Saved data entries

•••••

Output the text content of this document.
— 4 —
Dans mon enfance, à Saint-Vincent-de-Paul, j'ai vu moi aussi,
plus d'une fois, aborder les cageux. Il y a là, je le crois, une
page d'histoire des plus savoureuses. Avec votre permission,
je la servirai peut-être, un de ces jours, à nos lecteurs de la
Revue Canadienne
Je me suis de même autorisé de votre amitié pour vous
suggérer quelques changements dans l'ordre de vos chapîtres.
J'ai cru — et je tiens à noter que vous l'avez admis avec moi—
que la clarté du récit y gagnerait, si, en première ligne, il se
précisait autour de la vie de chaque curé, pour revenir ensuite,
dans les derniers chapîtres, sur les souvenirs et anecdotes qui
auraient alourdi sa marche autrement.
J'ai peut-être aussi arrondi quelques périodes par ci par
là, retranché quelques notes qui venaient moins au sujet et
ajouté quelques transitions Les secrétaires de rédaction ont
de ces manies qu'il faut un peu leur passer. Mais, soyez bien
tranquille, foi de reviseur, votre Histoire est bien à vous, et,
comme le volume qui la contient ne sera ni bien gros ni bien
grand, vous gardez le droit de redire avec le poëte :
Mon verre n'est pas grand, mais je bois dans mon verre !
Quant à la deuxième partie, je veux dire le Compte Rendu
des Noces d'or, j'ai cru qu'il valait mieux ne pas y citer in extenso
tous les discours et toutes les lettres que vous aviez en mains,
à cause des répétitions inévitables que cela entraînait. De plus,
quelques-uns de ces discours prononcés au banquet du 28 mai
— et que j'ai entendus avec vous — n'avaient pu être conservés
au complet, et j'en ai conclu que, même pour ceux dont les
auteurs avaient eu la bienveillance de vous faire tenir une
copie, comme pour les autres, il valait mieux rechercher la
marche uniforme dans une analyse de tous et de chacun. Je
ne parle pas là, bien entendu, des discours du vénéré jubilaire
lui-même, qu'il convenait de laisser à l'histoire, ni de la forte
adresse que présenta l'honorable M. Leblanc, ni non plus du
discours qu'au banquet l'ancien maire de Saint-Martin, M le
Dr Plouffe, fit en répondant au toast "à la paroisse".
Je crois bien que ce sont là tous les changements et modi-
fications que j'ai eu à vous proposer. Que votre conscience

•••••

_Your goal:_
From the data above, copy each line that holds "crois".

_Reply to the exercise:_
plus d'une fois, aborder les cageux. Il y a là, je le crois, une
Je crois bien que ce sont là tous les changements et modi-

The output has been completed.